It’s a dilemma that drivers face each morning when trying to make their way around Holland Tunnel or the Jersey City/Hoboken border: Do you take the smooth roads of the Turnpike but get stuck in traffic, or navigate the thoroughfares around downtown Jersey City?
According to Port Authority statistics from 2003, 33.13 million cars went through the Holland Tunnel that year. That puts approximately 90,772 cars on those roads per day, not to mention the thousands driving between Jersey City and Hoboken.
A number of streets in the vicinity have proven hazardous to drivers due to the many potholes, bumps and cracks that for years have contributed to the city’s reputation as one that is besieged by bad roads.
Residents complain and the City’s Public Works Department responds by paving the offending roads, only to have the thoroughfares revert to their former condition. But are the problems the fault of the city, or are others responsible for the roads in question?
Why has the problem persisted, and what are the future plans to mend these roads?Streets paved with holes
The roads running between Hoboken’s southern border and Jersey City are: Monmouth Street, Erie Street, Jersey Avenue, Marin Boulevard, Washington Street/Washington Boulevard, Coles Street, and Grove Street.
Several of these roads cut directly through 12th and 14th streets, which run to and from the Holland Tunnel, thus making them the streets of choice for those who want to avoid traffic on the New Jersey Turnpike or Highway 1/9 leading into the tunnel. Other roads lead into the tunnel in a roundabout way, as is the case of Washington Boulevard, which encircles the tunnel allowing drivers the option of making a left turn at the intersection of Washington and Marin boulevards, Grove Street, or Jersey Avenue.
However, these roads, while providing shortcuts, also cut through residential areas. The constant heavy traffic has pounded streets that were not built for this volume of vehicles.
Let’s be a rush hour traveler and start with Monmouth Street, which starts from Grand Street in downtown Jersey City.
For the first two blocks, the road surface is relatively smooth until a driver passes Newark Avenue. That’s when the car runs into a strip of cracks, raised patches, and potholes that make for nervous navigating. It keeps up for nine blocks until Monmouth Street turns into 13th Street, past facilities owned by the Port Authority of New York and New Jersey and the United Water Company.
Then, the trip continues onto the two-way section of Coles Street, where drivers are confronted with another stretch of pockmarked road as they ride under an old railroad overpass, past old warehouses. Continuing down Coles Street means subjecting a vehicle to the worst series of bumps and dips that puts shocks in shock absorbers.
Drivers often opt to turn onto 16th Street to reach Jersey Avenue, which has a somewhat smoother surface, if they want to make their way to the tunnel or to Hoboken. Driven to comment
Robin Pinkowitz, an aide to City Councilman E. Junior Maldonado and, until recently, a resident of 10th Street (located only a few blocks from the Holland Tunnel) for nearly 10 years, said that the cars passing her house were intolerable.

▶ Records shown:
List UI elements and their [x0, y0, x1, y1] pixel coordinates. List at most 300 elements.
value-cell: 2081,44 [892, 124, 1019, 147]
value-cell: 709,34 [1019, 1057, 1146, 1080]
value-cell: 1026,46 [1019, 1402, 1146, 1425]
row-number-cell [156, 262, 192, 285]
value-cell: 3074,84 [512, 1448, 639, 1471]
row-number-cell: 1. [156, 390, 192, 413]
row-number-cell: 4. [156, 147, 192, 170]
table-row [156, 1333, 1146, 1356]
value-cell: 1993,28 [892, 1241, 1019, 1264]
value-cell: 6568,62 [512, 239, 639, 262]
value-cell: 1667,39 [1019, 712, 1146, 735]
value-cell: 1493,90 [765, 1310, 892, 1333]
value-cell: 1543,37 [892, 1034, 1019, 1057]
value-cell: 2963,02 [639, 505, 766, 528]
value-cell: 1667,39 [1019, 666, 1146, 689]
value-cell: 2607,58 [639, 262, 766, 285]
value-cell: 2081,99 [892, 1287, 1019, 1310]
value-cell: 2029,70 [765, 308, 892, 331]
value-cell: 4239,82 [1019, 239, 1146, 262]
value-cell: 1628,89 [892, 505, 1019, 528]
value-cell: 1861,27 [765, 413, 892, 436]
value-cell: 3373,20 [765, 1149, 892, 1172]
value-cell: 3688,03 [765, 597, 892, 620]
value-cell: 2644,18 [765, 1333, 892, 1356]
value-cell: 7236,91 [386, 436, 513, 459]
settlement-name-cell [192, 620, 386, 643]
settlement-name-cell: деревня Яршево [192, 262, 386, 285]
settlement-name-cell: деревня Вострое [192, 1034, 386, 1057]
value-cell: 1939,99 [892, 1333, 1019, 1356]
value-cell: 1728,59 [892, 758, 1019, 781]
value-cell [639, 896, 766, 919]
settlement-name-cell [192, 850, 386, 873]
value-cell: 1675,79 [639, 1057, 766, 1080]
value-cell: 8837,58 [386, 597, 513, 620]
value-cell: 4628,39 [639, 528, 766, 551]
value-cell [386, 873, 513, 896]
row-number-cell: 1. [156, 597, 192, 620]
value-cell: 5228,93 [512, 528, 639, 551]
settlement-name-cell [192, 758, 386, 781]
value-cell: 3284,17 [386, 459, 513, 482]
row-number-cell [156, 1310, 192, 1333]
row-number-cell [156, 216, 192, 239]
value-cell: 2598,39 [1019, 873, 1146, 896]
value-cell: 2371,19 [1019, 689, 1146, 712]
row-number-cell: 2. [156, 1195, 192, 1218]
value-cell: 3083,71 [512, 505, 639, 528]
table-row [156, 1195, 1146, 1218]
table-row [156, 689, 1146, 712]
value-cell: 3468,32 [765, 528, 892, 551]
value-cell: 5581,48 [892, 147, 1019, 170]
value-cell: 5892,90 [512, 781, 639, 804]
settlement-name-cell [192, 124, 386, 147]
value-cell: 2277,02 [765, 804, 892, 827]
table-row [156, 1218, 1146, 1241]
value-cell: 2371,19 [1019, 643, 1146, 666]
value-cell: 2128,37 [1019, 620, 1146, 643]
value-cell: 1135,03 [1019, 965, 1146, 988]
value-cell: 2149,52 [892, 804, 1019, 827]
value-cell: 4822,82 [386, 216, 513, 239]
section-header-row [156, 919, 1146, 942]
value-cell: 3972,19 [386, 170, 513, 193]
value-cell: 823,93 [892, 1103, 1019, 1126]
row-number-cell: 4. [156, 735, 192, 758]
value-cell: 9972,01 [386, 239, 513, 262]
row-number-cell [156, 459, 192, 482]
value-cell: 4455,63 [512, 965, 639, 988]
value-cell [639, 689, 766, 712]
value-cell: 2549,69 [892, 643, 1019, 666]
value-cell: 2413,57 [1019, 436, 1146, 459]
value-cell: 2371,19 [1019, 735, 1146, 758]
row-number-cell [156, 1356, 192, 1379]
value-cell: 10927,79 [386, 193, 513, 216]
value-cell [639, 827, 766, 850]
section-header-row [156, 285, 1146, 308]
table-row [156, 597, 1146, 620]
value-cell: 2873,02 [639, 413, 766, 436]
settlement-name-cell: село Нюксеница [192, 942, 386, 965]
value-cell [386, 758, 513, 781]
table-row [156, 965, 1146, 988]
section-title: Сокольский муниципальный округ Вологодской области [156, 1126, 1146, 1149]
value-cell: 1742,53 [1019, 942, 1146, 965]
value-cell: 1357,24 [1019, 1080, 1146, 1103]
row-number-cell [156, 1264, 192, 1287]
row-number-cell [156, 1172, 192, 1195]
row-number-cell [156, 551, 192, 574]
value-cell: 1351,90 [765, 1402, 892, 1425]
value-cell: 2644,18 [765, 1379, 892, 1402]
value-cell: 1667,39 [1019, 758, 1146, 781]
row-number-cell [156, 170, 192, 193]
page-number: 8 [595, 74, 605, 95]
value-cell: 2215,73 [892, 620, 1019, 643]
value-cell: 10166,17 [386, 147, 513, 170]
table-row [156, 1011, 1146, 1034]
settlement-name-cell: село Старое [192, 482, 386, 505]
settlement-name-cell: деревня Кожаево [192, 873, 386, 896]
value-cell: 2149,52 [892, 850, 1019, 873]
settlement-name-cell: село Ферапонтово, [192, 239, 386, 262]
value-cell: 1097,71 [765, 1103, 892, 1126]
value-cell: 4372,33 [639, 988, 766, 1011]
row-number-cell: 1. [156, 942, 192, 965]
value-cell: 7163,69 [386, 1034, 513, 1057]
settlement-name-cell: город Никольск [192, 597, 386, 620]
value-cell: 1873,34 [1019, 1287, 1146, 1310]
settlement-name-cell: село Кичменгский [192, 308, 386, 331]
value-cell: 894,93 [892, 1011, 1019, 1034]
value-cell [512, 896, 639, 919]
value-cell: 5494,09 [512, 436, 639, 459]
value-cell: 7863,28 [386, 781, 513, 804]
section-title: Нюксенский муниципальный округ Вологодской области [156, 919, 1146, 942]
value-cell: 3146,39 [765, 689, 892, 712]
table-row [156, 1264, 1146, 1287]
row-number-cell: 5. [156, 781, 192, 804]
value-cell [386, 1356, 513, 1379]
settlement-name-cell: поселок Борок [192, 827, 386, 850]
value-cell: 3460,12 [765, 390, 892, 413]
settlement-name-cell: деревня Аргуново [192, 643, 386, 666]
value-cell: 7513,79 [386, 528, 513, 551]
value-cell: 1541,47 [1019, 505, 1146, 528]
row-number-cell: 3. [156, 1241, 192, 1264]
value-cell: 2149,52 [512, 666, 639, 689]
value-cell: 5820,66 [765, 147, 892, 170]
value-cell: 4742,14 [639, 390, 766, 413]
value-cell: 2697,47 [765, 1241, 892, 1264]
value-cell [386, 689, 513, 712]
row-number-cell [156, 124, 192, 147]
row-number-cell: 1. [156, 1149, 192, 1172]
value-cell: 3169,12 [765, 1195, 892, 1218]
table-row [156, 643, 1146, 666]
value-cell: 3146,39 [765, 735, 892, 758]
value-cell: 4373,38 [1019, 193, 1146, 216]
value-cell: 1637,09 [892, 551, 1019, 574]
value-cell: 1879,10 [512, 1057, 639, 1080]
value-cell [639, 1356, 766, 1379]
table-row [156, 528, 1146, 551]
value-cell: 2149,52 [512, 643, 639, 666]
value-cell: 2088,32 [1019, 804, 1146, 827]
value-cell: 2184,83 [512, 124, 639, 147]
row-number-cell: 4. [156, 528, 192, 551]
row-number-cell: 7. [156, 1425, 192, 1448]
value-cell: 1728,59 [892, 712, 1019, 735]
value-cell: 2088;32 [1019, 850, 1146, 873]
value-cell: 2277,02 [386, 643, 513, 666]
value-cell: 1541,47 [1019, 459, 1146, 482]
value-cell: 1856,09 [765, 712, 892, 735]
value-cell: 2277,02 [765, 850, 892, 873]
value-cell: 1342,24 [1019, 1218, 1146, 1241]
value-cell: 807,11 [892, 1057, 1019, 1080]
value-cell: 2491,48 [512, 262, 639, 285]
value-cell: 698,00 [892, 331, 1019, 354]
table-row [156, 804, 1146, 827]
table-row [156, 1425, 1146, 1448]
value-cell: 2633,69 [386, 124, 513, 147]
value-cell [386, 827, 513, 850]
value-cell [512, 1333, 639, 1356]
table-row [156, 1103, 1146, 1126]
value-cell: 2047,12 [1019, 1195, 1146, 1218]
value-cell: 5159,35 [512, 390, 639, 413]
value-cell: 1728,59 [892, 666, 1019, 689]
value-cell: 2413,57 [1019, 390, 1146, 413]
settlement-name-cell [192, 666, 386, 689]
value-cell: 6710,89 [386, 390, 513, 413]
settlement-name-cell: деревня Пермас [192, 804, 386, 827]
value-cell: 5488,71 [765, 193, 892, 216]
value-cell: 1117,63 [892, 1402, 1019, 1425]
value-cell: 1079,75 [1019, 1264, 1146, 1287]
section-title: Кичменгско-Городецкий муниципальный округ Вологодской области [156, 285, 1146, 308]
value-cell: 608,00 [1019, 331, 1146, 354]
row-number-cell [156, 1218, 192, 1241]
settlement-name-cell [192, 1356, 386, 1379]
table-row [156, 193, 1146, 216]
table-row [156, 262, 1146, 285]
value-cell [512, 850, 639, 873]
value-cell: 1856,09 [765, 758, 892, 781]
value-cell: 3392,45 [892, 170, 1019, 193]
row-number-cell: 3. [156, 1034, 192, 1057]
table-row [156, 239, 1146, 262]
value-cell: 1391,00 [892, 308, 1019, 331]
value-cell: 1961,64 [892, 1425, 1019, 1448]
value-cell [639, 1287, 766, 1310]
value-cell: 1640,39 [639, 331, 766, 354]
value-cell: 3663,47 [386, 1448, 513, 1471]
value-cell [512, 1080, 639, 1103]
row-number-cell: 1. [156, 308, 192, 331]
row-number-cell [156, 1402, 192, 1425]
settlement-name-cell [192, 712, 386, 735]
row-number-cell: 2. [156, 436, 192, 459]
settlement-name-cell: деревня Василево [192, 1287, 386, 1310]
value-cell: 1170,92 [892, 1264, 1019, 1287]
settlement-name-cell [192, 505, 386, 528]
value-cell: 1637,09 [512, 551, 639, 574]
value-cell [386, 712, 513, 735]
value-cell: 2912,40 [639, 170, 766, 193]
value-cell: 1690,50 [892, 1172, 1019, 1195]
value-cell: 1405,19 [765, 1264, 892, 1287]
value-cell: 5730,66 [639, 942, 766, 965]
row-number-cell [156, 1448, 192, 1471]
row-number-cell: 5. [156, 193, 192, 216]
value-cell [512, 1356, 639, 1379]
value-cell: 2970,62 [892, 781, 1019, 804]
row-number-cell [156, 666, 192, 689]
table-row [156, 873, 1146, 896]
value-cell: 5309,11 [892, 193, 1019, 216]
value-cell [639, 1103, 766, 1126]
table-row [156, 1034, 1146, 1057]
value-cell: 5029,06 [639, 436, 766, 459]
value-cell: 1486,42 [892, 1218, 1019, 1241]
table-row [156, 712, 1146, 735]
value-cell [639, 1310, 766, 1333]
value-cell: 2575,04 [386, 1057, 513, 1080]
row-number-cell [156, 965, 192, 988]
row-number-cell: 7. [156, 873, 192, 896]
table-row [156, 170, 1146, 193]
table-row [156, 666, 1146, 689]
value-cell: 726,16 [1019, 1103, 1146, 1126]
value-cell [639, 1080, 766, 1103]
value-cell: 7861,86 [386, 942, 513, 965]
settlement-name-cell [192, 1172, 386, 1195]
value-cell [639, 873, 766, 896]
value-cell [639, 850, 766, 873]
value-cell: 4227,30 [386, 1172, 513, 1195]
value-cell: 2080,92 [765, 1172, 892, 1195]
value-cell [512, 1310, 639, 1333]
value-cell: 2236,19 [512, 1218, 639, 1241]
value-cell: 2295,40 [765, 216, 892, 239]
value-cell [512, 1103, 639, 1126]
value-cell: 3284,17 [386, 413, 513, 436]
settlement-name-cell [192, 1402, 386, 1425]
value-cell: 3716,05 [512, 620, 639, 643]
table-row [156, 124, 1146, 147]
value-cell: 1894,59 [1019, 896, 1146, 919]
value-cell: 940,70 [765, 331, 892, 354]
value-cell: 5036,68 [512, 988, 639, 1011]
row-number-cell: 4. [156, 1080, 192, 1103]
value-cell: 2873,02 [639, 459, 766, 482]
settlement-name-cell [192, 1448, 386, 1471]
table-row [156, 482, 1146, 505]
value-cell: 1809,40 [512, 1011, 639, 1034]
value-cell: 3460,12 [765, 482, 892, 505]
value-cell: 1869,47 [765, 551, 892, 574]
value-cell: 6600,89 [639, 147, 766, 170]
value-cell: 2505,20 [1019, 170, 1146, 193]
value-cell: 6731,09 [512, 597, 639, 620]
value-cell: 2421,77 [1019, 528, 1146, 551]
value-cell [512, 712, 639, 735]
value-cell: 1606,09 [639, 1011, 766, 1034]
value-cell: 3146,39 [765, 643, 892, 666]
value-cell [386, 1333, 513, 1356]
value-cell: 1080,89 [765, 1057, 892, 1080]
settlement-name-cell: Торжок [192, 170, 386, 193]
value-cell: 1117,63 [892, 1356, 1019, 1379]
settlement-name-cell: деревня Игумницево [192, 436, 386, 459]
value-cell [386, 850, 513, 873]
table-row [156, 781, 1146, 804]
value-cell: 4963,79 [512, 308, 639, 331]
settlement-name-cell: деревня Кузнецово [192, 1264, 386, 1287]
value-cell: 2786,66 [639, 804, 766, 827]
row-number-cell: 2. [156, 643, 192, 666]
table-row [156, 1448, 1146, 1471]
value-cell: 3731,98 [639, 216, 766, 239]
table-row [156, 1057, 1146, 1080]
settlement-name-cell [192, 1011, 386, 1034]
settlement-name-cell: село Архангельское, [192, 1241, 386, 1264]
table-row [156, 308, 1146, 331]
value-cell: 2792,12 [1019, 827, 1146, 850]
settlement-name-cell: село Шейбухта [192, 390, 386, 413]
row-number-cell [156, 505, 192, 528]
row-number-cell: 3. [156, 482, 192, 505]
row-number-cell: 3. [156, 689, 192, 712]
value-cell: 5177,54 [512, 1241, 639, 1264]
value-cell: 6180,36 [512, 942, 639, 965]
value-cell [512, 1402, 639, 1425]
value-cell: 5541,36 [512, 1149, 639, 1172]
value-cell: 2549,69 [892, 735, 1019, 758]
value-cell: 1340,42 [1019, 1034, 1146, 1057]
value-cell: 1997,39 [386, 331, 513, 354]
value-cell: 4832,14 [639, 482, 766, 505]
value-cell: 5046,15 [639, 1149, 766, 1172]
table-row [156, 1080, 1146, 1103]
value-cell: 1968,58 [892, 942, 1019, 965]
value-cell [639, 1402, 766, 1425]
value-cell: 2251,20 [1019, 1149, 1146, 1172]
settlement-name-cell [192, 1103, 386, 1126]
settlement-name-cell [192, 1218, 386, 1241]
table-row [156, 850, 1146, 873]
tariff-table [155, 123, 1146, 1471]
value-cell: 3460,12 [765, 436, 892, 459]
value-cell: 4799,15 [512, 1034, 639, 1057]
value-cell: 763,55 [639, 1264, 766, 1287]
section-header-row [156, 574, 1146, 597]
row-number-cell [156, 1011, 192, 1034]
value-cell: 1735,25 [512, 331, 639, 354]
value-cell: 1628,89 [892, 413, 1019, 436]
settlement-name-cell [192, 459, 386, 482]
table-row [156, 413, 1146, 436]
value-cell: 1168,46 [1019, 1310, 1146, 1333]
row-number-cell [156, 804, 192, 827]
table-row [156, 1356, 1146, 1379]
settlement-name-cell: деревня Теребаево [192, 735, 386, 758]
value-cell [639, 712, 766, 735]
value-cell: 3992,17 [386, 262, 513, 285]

▶ The exercise: Output the part of the article on Jersey City's roads that begins at the words "According to Port" and stops after "roads in question?", copied word for word.

▶ Expected output:
According to Port Authority statistics from 2003, 33.13 million cars went through the Holland Tunnel that year. That puts approximately 90,772 cars on those roads per day, not to mention the thousands driving between Jersey City and Hoboken.
A number of streets in the vicinity have proven hazardous to drivers due to the many potholes, bumps and cracks that for years have contributed to the city’s reputation as one that is besieged by bad roads.
Residents complain and the City’s Public Works Department responds by paving the offending roads, only to have the thoroughfares revert to their former condition. But are the problems the fault of the city, or are others responsible for the roads in question?